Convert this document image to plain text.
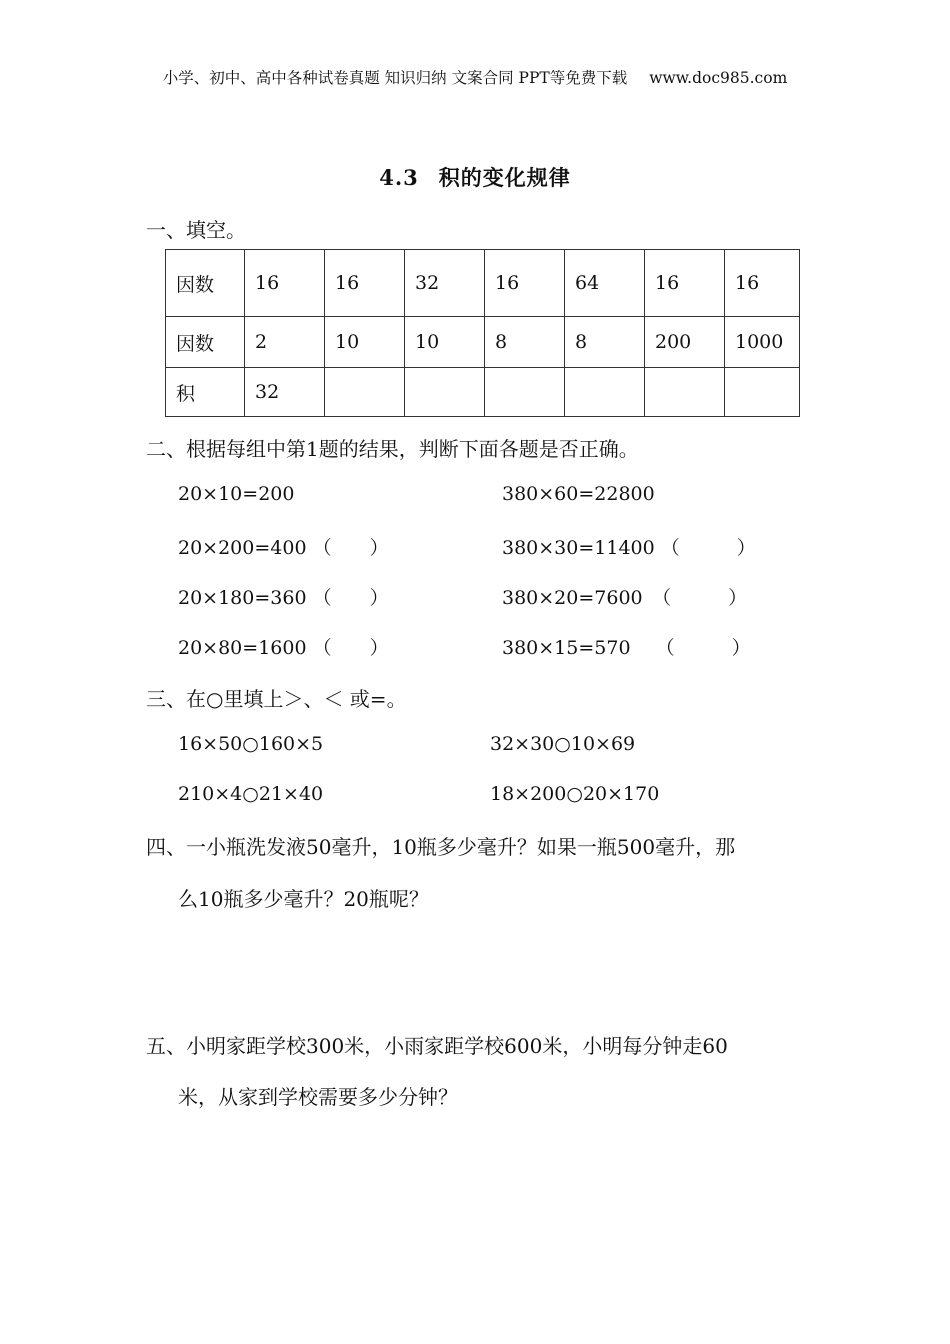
小学、初中、高中各种试卷真题 知识归纳 文案合同 PPT等免费下载 www.doc985.com
4.3 积的变化规律
一、填空。
因数	16	16	32	16	64	16	16
因数	2	10	10	8	8	200	1000
积	32						
二、根据每组中第1题的结果，判断下面各题是否正确。
20×10=200
20×200=400 （　　）
20×180=360 （　　）
20×80=1600 （　　）
380×60=22800
380×30=11400 （　　　）
380×20=7600　（　　　）
380×15=570　 （　　　）
三、在○里填上＞、＜ 或=。
16×50○160×5	32×30○10×69
210×4○21×40	18×200○20×170
四、一小瓶洗发液50毫升，10瓶多少毫升？如果一瓶500毫升，那
么10瓶多少毫升？20瓶呢？
五、小明家距学校300米，小雨家距学校600米，小明每分钟走60
米，从家到学校需要多少分钟？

• REQUIREMENT: Write out the entries above verbatim; the pictures do not belong in your copy.

• REPLY TO THE EXERCISE:
Convert this document image to plain text.
小学、初中、高中各种试卷真题 知识归纳 文案合同 PPT等免费下载 www.doc985.com
4.3 积的变化规律
一、填空。
因数	16	16	32	16	64	16	16
因数	2	10	10	8	8	200	1000
积	32						
二、根据每组中第1题的结果，判断下面各题是否正确。
20×10=200
20×200=400 （　　）
20×180=360 （　　）
20×80=1600 （　　）
380×60=22800
380×30=11400 （　　　）
380×20=7600　（　　　）
380×15=570　 （　　　）
三、在○里填上＞、＜ 或=。
16×50○160×5	32×30○10×69
210×4○21×40	18×200○20×170
四、一小瓶洗发液50毫升，10瓶多少毫升？如果一瓶500毫升，那
么10瓶多少毫升？20瓶呢？
五、小明家距学校300米，小雨家距学校600米，小明每分钟走60
米，从家到学校需要多少分钟？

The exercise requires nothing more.